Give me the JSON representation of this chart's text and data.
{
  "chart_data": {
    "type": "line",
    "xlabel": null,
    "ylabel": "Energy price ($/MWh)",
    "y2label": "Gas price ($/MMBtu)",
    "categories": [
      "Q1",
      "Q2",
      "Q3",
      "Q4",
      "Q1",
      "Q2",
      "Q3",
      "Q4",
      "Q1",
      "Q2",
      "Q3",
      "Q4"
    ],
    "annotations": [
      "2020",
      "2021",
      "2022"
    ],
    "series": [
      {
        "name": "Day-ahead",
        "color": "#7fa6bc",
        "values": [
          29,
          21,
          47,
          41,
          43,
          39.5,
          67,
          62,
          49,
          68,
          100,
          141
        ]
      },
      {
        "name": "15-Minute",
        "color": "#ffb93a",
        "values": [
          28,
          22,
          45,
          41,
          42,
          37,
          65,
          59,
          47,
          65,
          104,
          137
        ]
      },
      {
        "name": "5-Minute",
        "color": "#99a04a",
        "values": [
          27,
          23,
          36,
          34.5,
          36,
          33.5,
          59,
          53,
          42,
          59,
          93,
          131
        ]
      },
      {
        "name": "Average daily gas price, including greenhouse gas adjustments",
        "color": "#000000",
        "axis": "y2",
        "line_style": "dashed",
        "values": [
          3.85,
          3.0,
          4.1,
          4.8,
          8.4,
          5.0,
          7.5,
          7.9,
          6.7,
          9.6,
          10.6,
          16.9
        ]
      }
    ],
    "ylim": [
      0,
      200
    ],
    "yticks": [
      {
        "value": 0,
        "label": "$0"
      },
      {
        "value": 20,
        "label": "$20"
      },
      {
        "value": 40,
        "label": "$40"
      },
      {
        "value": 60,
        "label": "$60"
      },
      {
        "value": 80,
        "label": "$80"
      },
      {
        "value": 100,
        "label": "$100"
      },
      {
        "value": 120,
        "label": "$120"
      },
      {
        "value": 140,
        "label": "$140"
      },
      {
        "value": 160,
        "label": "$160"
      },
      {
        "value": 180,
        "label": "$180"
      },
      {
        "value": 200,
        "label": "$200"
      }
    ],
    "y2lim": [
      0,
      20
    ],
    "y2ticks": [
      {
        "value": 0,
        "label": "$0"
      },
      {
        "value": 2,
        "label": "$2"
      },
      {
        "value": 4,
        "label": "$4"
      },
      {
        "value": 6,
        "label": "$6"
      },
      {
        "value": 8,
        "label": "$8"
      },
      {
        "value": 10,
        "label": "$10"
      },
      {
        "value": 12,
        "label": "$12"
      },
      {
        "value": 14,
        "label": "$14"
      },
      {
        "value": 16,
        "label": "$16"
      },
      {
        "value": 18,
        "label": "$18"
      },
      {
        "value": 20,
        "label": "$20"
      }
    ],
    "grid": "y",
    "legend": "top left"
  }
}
____
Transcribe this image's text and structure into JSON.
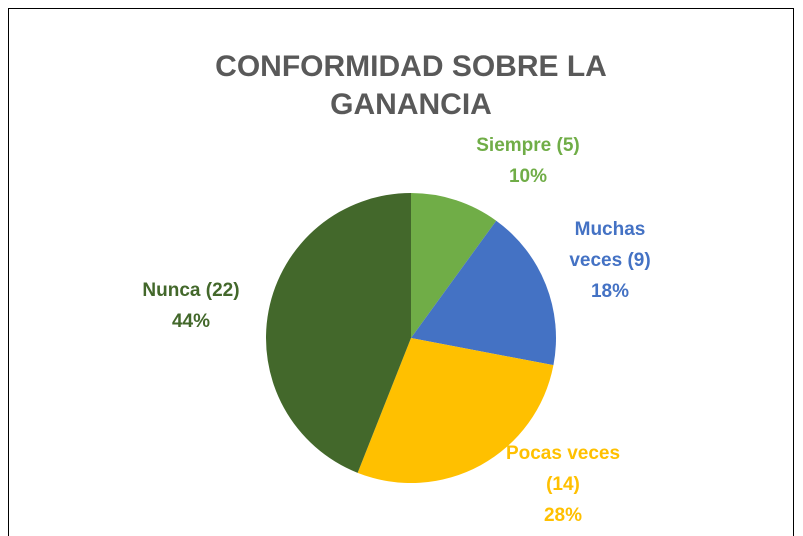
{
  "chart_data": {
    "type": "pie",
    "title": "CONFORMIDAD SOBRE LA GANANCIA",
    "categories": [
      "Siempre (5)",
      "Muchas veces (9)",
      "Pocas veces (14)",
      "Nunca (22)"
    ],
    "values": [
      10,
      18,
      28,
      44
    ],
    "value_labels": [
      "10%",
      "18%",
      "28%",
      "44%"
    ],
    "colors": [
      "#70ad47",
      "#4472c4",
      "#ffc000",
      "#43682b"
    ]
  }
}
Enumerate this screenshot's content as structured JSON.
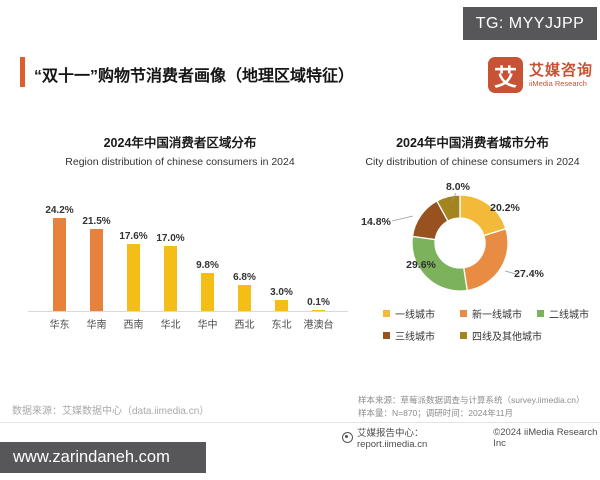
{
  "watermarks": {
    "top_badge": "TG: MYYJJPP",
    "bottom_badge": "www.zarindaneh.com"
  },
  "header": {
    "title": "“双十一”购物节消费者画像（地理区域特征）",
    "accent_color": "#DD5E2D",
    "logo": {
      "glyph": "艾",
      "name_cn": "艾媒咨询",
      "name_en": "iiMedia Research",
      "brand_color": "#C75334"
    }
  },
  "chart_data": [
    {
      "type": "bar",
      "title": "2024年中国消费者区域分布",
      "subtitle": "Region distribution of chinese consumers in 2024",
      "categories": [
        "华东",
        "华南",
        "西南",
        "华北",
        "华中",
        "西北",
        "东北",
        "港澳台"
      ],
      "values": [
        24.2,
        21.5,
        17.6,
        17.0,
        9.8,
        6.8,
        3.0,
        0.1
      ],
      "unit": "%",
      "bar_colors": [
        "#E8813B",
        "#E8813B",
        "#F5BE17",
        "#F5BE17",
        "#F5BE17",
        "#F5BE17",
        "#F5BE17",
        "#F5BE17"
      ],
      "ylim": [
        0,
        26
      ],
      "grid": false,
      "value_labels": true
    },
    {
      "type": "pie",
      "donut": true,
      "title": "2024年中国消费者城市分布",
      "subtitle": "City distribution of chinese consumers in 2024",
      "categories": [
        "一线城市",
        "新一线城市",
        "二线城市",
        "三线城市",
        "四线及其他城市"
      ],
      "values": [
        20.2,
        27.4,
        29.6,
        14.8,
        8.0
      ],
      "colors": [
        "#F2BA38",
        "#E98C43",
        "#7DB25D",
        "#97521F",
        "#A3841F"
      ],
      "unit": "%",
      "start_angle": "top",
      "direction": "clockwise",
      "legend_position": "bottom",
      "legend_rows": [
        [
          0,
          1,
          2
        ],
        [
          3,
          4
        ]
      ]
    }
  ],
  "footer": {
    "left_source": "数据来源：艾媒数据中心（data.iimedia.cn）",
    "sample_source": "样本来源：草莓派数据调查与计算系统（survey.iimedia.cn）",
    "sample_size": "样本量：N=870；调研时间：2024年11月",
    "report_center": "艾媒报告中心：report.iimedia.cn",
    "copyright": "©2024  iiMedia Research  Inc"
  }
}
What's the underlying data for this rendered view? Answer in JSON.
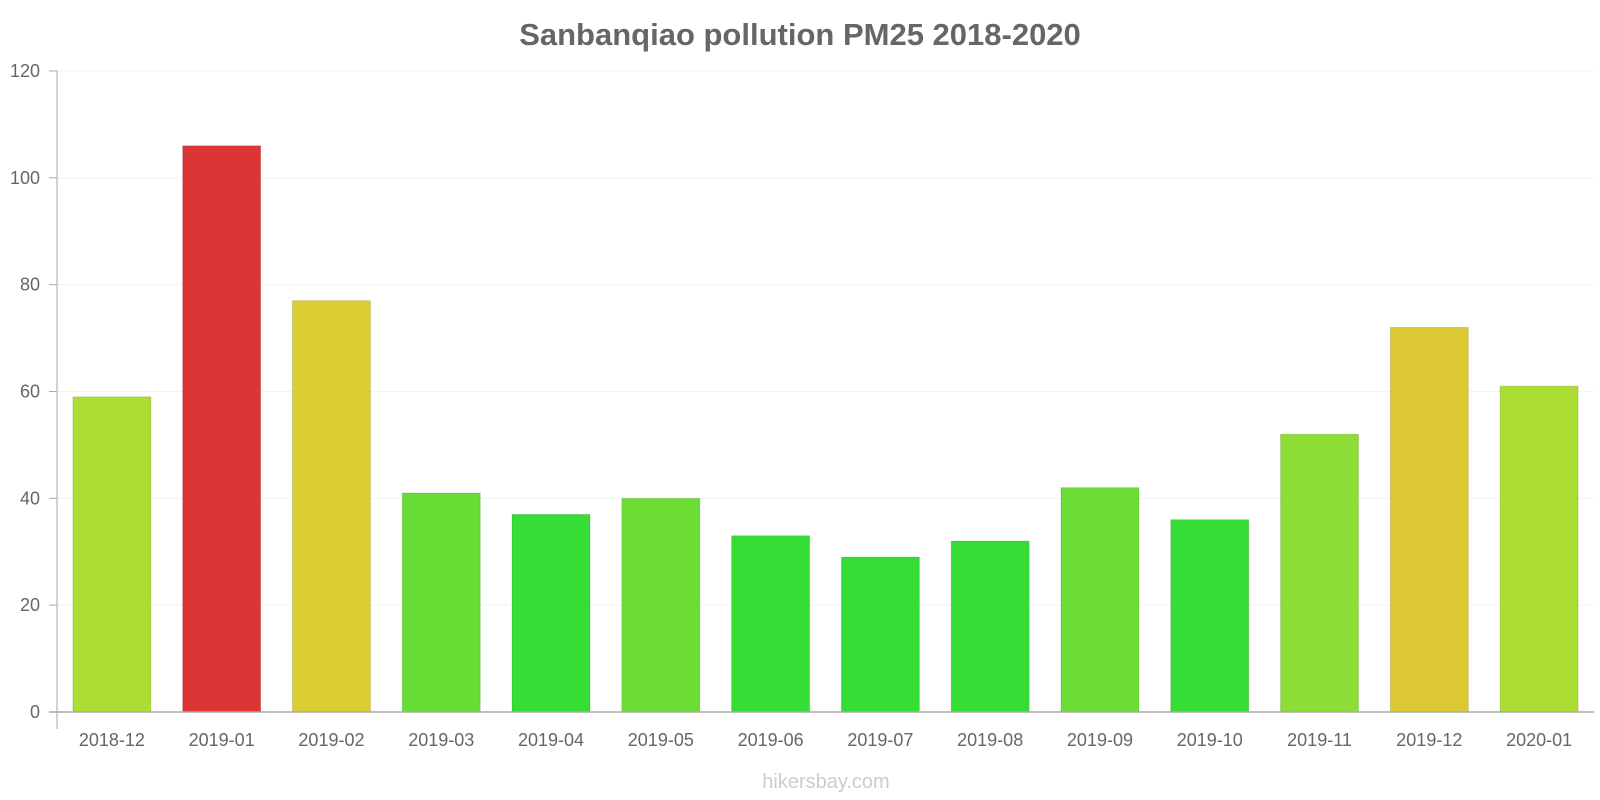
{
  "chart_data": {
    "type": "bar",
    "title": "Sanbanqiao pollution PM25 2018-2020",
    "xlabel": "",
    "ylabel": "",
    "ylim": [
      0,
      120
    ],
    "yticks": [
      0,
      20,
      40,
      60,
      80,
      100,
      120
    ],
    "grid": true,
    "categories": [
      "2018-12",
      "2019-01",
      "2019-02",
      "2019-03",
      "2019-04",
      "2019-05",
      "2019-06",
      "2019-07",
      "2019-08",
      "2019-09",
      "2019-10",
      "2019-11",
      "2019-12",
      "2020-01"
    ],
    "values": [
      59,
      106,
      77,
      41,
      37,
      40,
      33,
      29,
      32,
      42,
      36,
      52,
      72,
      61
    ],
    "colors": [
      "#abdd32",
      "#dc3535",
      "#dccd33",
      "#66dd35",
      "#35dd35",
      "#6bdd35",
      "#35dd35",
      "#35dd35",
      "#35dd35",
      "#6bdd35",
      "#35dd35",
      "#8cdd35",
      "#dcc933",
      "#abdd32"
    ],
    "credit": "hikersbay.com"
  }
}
____
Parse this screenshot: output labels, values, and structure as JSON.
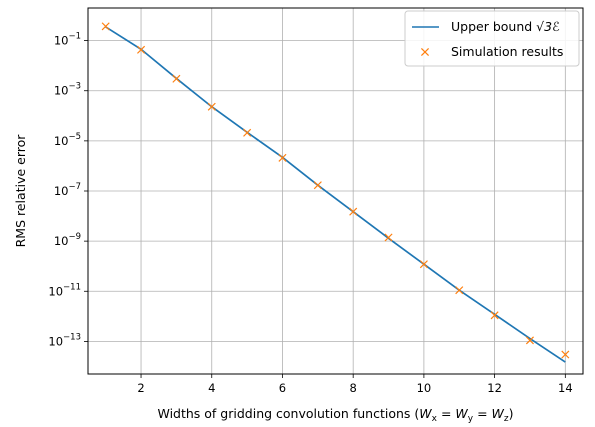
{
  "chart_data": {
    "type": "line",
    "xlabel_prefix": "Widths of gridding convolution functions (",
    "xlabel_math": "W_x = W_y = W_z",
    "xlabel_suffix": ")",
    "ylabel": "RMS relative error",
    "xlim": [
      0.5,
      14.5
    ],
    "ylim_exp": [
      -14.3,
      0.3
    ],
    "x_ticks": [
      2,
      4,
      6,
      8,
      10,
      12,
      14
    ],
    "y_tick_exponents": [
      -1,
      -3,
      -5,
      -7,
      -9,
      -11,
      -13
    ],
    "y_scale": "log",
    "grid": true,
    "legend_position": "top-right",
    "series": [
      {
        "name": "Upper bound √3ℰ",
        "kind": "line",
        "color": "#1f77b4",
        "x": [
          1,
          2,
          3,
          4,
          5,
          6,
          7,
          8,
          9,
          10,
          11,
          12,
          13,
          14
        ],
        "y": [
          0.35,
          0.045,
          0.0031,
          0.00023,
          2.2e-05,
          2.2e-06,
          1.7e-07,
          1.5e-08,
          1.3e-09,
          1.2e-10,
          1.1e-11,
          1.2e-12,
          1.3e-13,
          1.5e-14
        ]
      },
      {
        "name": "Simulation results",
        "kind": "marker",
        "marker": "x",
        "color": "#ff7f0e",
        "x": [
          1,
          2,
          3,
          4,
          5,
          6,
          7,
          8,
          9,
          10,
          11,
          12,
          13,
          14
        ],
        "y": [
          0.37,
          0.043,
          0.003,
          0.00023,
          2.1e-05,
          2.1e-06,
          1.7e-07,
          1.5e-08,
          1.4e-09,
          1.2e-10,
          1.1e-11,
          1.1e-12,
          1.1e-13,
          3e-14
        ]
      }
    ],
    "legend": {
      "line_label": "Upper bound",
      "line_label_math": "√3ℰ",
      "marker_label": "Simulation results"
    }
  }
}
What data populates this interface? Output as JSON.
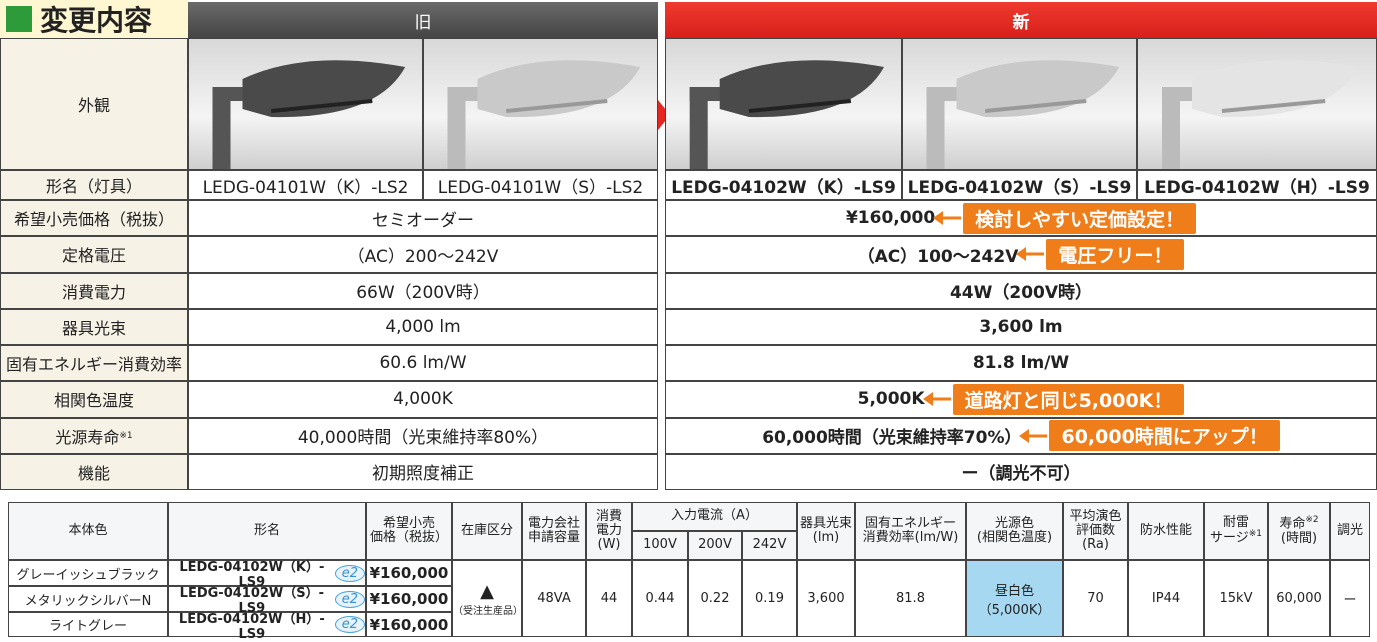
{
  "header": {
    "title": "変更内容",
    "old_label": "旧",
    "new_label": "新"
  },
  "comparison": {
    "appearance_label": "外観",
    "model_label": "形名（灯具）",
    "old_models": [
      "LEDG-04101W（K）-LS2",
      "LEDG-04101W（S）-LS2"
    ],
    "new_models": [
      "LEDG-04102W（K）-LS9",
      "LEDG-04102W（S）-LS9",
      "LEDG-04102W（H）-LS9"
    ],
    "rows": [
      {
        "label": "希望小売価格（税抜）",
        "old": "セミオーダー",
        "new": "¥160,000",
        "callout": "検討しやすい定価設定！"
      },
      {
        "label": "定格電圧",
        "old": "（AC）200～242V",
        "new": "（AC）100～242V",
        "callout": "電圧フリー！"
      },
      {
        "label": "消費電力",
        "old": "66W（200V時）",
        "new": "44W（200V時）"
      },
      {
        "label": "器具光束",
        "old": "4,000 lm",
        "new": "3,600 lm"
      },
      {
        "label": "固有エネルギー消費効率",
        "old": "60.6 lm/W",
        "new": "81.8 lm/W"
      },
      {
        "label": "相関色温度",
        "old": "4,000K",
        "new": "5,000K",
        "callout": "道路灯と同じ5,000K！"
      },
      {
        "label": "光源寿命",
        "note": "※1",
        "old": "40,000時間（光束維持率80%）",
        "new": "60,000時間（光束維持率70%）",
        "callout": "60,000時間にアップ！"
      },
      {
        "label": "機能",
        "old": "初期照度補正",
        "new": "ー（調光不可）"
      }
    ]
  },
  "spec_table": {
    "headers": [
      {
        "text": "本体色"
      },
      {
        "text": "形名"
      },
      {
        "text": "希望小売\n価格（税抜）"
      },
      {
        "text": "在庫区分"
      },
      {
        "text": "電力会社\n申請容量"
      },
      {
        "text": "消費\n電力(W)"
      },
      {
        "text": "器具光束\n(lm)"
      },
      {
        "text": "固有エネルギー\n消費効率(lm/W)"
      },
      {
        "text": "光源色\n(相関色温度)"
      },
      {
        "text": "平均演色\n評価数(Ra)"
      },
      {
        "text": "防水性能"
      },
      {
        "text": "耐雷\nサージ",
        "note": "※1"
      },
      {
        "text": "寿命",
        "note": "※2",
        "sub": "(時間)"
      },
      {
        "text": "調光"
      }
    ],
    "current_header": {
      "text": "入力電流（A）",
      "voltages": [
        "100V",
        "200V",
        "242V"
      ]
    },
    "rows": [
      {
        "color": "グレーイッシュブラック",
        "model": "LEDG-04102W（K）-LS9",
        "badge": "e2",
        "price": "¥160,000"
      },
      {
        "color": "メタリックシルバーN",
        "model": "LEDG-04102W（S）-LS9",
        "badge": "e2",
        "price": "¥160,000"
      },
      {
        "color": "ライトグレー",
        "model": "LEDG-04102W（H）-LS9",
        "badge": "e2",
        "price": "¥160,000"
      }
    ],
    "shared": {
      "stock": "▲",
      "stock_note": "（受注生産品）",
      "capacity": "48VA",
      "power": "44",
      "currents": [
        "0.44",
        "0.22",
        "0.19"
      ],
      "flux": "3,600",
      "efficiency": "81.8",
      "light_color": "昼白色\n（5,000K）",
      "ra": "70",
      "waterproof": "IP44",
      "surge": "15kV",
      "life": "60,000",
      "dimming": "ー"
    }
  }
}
____
WHAT YOU NEED TO DO
Identify which lines contain the word "screenshot" and copy each one.

TASK OUTPUT
Enumerate this screenshot's content as structured JSON.
Parse this screenshot: output labels, values, and structure as JSON.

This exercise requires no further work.